**TASK TO COMPLETE**
The records below must be copied in full; omit the images.

------------------------------------------------

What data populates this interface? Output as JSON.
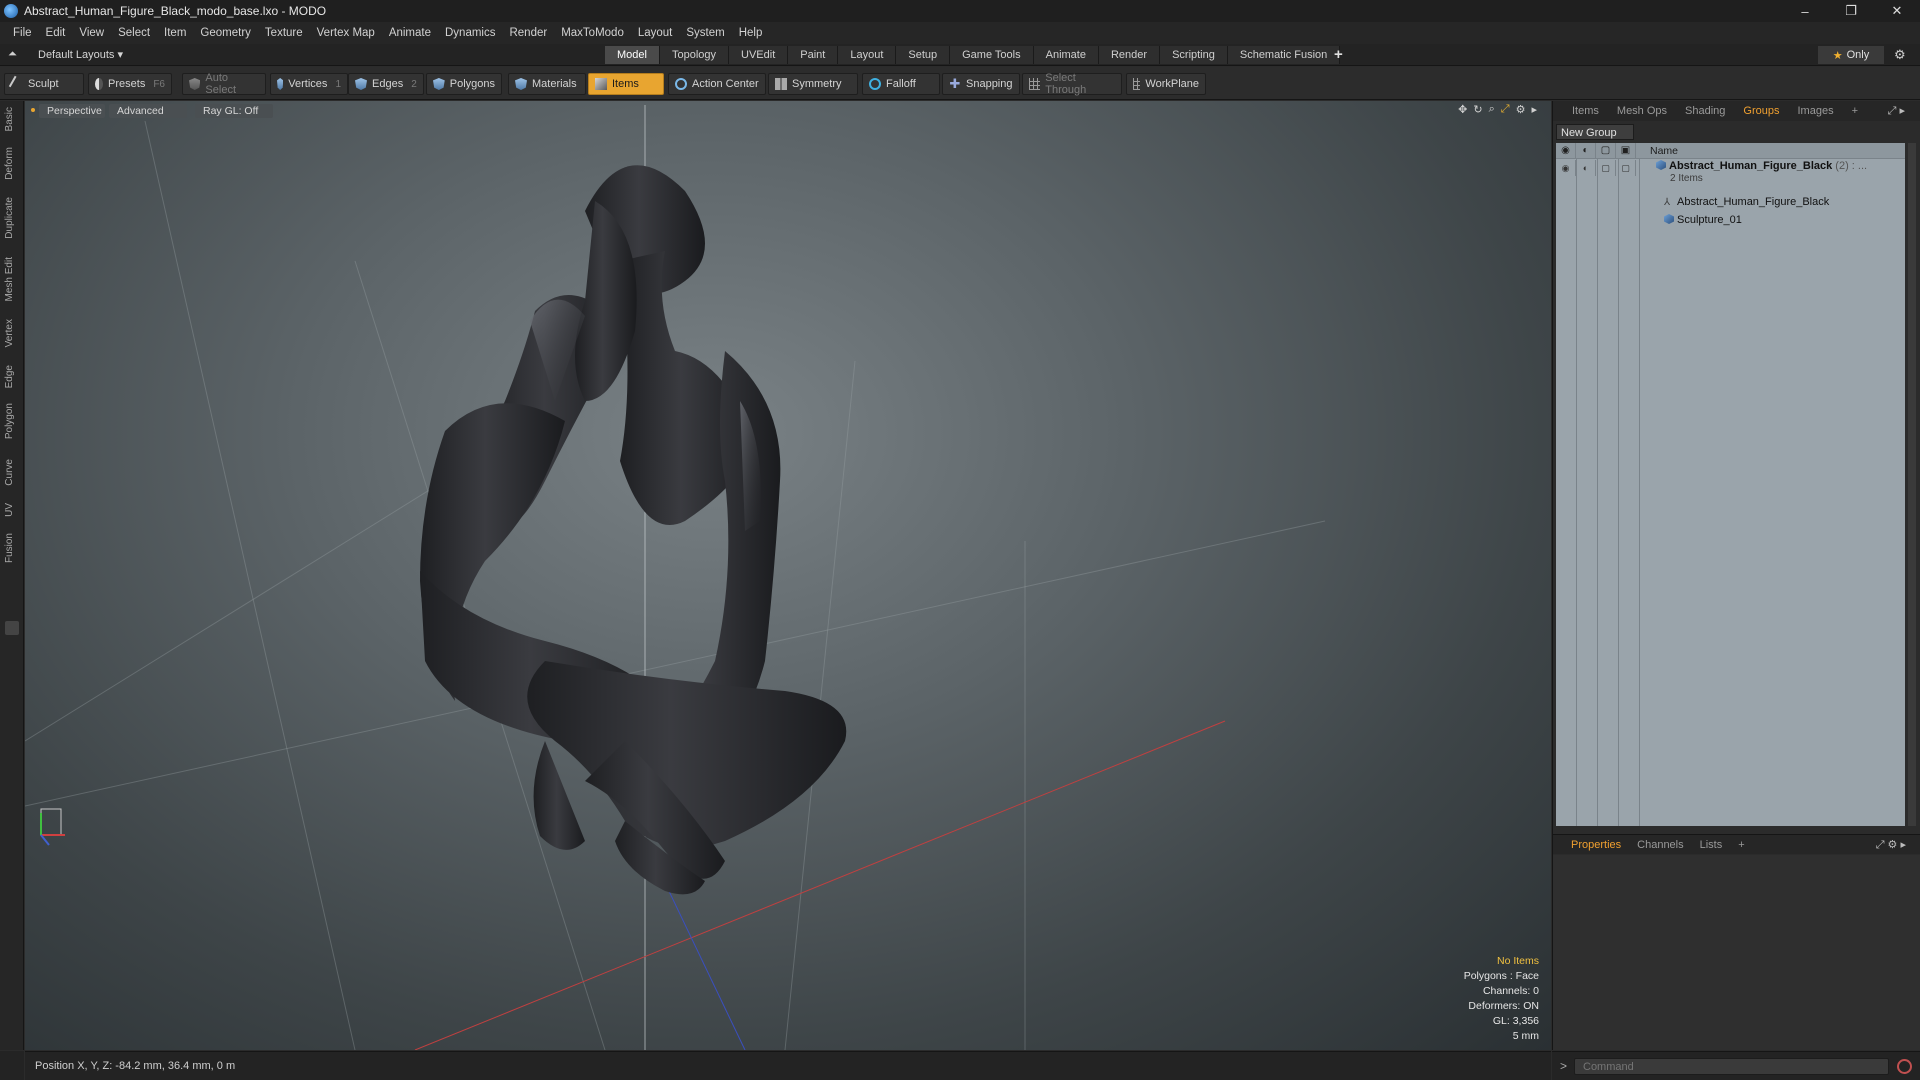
{
  "window": {
    "title": "Abstract_Human_Figure_Black_modo_base.lxo - MODO",
    "controls": [
      "–",
      "❐",
      "✕"
    ]
  },
  "menu": [
    "File",
    "Edit",
    "View",
    "Select",
    "Item",
    "Geometry",
    "Texture",
    "Vertex Map",
    "Animate",
    "Dynamics",
    "Render",
    "MaxToModo",
    "Layout",
    "System",
    "Help"
  ],
  "layout_bar": {
    "dropdown": "Default Layouts ▾",
    "tabs": [
      {
        "label": "Model",
        "active": true
      },
      {
        "label": "Topology",
        "active": false
      },
      {
        "label": "UVEdit",
        "active": false
      },
      {
        "label": "Paint",
        "active": false
      },
      {
        "label": "Layout",
        "active": false
      },
      {
        "label": "Setup",
        "active": false
      },
      {
        "label": "Game Tools",
        "active": false
      },
      {
        "label": "Animate",
        "active": false
      },
      {
        "label": "Render",
        "active": false
      },
      {
        "label": "Scripting",
        "active": false
      },
      {
        "label": "Schematic Fusion",
        "active": false
      }
    ],
    "only_label": "Only"
  },
  "toolbar": {
    "sculpt": "Sculpt",
    "presets": "Presets",
    "presets_key": "F6",
    "auto_select": "Auto Select",
    "vertices": "Vertices",
    "vertices_key": "1",
    "edges": "Edges",
    "edges_key": "2",
    "polygons": "Polygons",
    "materials": "Materials",
    "items": "Items",
    "action_center": "Action Center",
    "symmetry": "Symmetry",
    "falloff": "Falloff",
    "snapping": "Snapping",
    "select_through": "Select Through",
    "workplane": "WorkPlane"
  },
  "left_tabs": [
    "Basic",
    "Deform",
    "Duplicate",
    "Mesh Edit",
    "Vertex",
    "Edge",
    "Polygon",
    "Curve",
    "UV",
    "Fusion"
  ],
  "viewport": {
    "view_mode": "Perspective",
    "shading": "Advanced",
    "raygl": "Ray GL: Off",
    "info": {
      "selection": "No Items",
      "polygons": "Polygons : Face",
      "channels": "Channels: 0",
      "deformers": "Deformers: ON",
      "gl": "GL: 3,356",
      "unit": "5 mm"
    }
  },
  "right_panel": {
    "tabs": [
      {
        "label": "Items",
        "active": false
      },
      {
        "label": "Mesh Ops",
        "active": false
      },
      {
        "label": "Shading",
        "active": false
      },
      {
        "label": "Groups",
        "active": true
      },
      {
        "label": "Images",
        "active": false
      }
    ],
    "new_group": "New Group",
    "column_name": "Name",
    "group": {
      "name": "Abstract_Human_Figure_Black",
      "count": "(2) : ...",
      "sub": "2 Items"
    },
    "children": [
      {
        "name": "Abstract_Human_Figure_Black",
        "icon": "locator-icon"
      },
      {
        "name": "Sculpture_01",
        "icon": "mesh-icon"
      }
    ],
    "prop_tabs": [
      {
        "label": "Properties",
        "active": true
      },
      {
        "label": "Channels",
        "active": false
      },
      {
        "label": "Lists",
        "active": false
      }
    ]
  },
  "status": {
    "position": "Position X, Y, Z:   -84.2 mm, 36.4 mm, 0 m"
  },
  "command": {
    "placeholder": "Command"
  }
}
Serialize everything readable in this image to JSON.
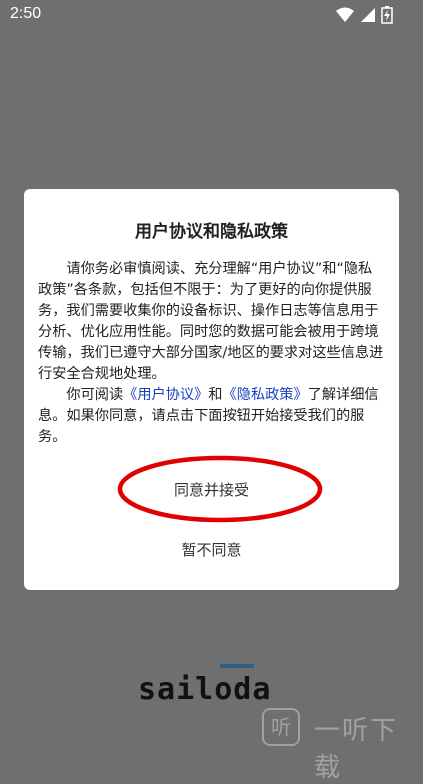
{
  "status_bar": {
    "time": "2:50",
    "icons": [
      "wifi-icon",
      "signal-icon",
      "battery-icon"
    ]
  },
  "dialog": {
    "title": "用户协议和隐私政策",
    "paragraph1": "请你务必审慎阅读、充分理解“用户协议”和“隐私政策”各条款，包括但不限于：为了更好的向你提供服务，我们需要收集你的设备标识、操作日志等信息用于分析、优化应用性能。同时您的数据可能会被用于跨境传输，我们已遵守大部分国家/地区的要求对这些信息进行安全合规地处理。",
    "paragraph2_prefix": "你可阅读",
    "user_agreement_link": "《用户协议》",
    "and_text": "和",
    "privacy_policy_link": "《隐私政策》",
    "paragraph2_suffix": "了解详细信息。如果你同意，请点击下面按钮开始接受我们的服务。",
    "agree_button": "同意并接受",
    "disagree_button": "暂不同意"
  },
  "annotation": {
    "color": "#e00000"
  },
  "logo": {
    "text": "sailoda"
  },
  "watermark": {
    "text": "一听下载",
    "glyph": "听"
  },
  "colors": {
    "overlay_background": "#6f6f6f",
    "dialog_background": "#ffffff",
    "link": "#1a3fc6"
  }
}
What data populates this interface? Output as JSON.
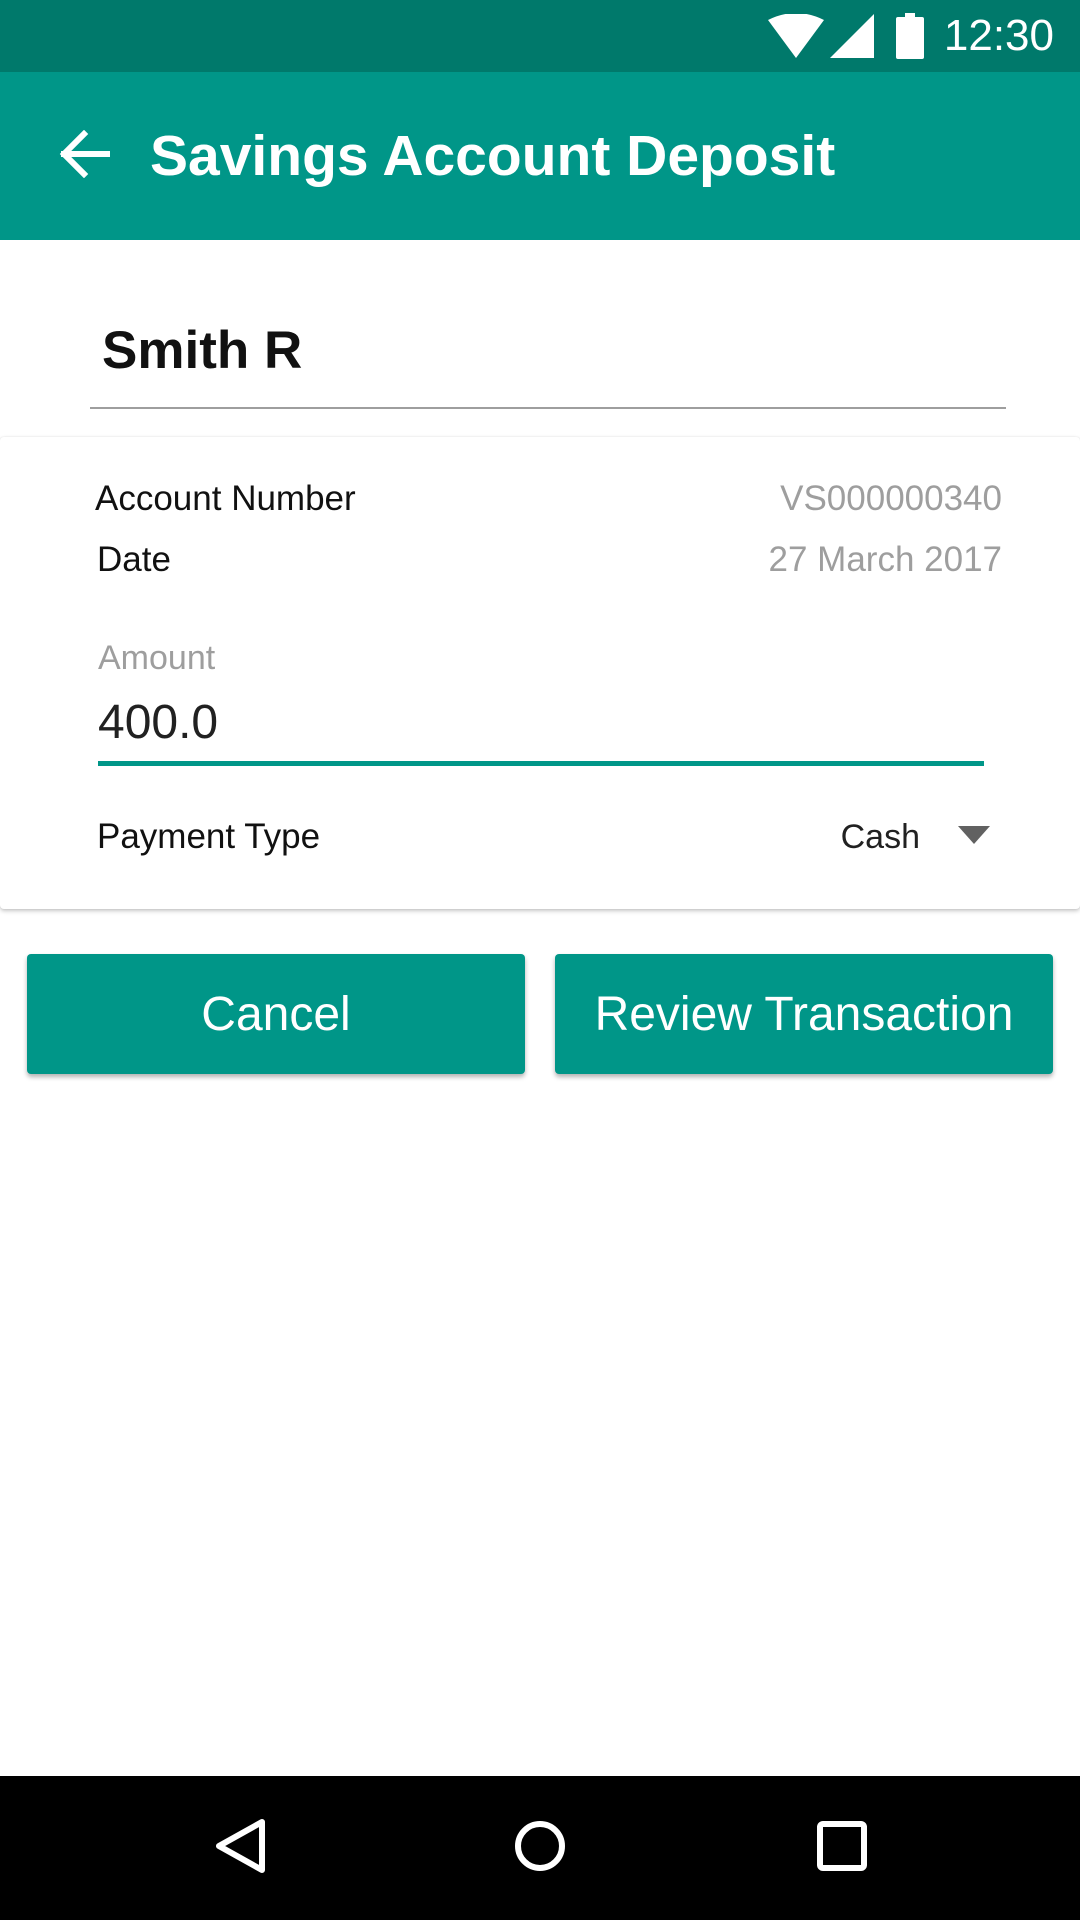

------------------------------------------------

**TASK RESPONSE**
What data populates this interface? Output as JSON.
{
  "window": {
    "title": "Abstract_Human_Figure_Black_modo_base.lxo - MODO",
    "controls": [
      "–",
      "❐",
      "✕"
    ]
  },
  "menu": [
    "File",
    "Edit",
    "View",
    "Select",
    "Item",
    "Geometry",
    "Texture",
    "Vertex Map",
    "Animate",
    "Dynamics",
    "Render",
    "MaxToModo",
    "Layout",
    "System",
    "Help"
  ],
  "layout_bar": {
    "dropdown": "Default Layouts ▾",
    "tabs": [
      {
        "label": "Model",
        "active": true
      },
      {
        "label": "Topology",
        "active": false
      },
      {
        "label": "UVEdit",
        "active": false
      },
      {
        "label": "Paint",
        "active": false
      },
      {
        "label": "Layout",
        "active": false
      },
      {
        "label": "Setup",
        "active": false
      },
      {
        "label": "Game Tools",
        "active": false
      },
      {
        "label": "Animate",
        "active": false
      },
      {
        "label": "Render",
        "active": false
      },
      {
        "label": "Scripting",
        "active": false
      },
      {
        "label": "Schematic Fusion",
        "active": false
      }
    ],
    "only_label": "Only"
  },
  "toolbar": {
    "sculpt": "Sculpt",
    "presets": "Presets",
    "presets_key": "F6",
    "auto_select": "Auto Select",
    "vertices": "Vertices",
    "vertices_key": "1",
    "edges": "Edges",
    "edges_key": "2",
    "polygons": "Polygons",
    "materials": "Materials",
    "items": "Items",
    "action_center": "Action Center",
    "symmetry": "Symmetry",
    "falloff": "Falloff",
    "snapping": "Snapping",
    "select_through": "Select Through",
    "workplane": "WorkPlane"
  },
  "left_tabs": [
    "Basic",
    "Deform",
    "Duplicate",
    "Mesh Edit",
    "Vertex",
    "Edge",
    "Polygon",
    "Curve",
    "UV",
    "Fusion"
  ],
  "viewport": {
    "view_mode": "Perspective",
    "shading": "Advanced",
    "raygl": "Ray GL: Off",
    "info": {
      "selection": "No Items",
      "polygons": "Polygons : Face",
      "channels": "Channels: 0",
      "deformers": "Deformers: ON",
      "gl": "GL: 3,356",
      "unit": "5 mm"
    }
  },
  "right_panel": {
    "tabs": [
      {
        "label": "Items",
        "active": false
      },
      {
        "label": "Mesh Ops",
        "active": false
      },
      {
        "label": "Shading",
        "active": false
      },
      {
        "label": "Groups",
        "active": true
      },
      {
        "label": "Images",
        "active": false
      }
    ],
    "new_group": "New Group",
    "column_name": "Name",
    "group": {
      "name": "Abstract_Human_Figure_Black",
      "count": "(2) : ...",
      "sub": "2 Items"
    },
    "children": [
      {
        "name": "Abstract_Human_Figure_Black",
        "icon": "locator-icon"
      },
      {
        "name": "Sculpture_01",
        "icon": "mesh-icon"
      }
    ],
    "prop_tabs": [
      {
        "label": "Properties",
        "active": true
      },
      {
        "label": "Channels",
        "active": false
      },
      {
        "label": "Lists",
        "active": false
      }
    ]
  },
  "status": {
    "position": "Position X, Y, Z:   -84.2 mm, 36.4 mm, 0 m"
  },
  "command": {
    "placeholder": "Command"
  }
}
Serialize everything readable in this image to JSON.
{
  "status_bar": {
    "time": "2:50",
    "icons": [
      "wifi-icon",
      "signal-icon",
      "battery-icon"
    ]
  },
  "dialog": {
    "title": "用户协议和隐私政策",
    "paragraph1": "请你务必审慎阅读、充分理解“用户协议”和“隐私政策”各条款，包括但不限于：为了更好的向你提供服务，我们需要收集你的设备标识、操作日志等信息用于分析、优化应用性能。同时您的数据可能会被用于跨境传输，我们已遵守大部分国家/地区的要求对这些信息进行安全合规地处理。",
    "paragraph2_prefix": "你可阅读",
    "user_agreement_link": "《用户协议》",
    "and_text": "和",
    "privacy_policy_link": "《隐私政策》",
    "paragraph2_suffix": "了解详细信息。如果你同意，请点击下面按钮开始接受我们的服务。",
    "agree_button": "同意并接受",
    "disagree_button": "暂不同意"
  },
  "annotation": {
    "color": "#e00000"
  },
  "logo": {
    "text": "sailoda"
  },
  "watermark": {
    "text": "一听下载",
    "glyph": "听"
  },
  "colors": {
    "overlay_background": "#6f6f6f",
    "dialog_background": "#ffffff",
    "link": "#1a3fc6"
  }
}
What data populates this interface? Output as JSON.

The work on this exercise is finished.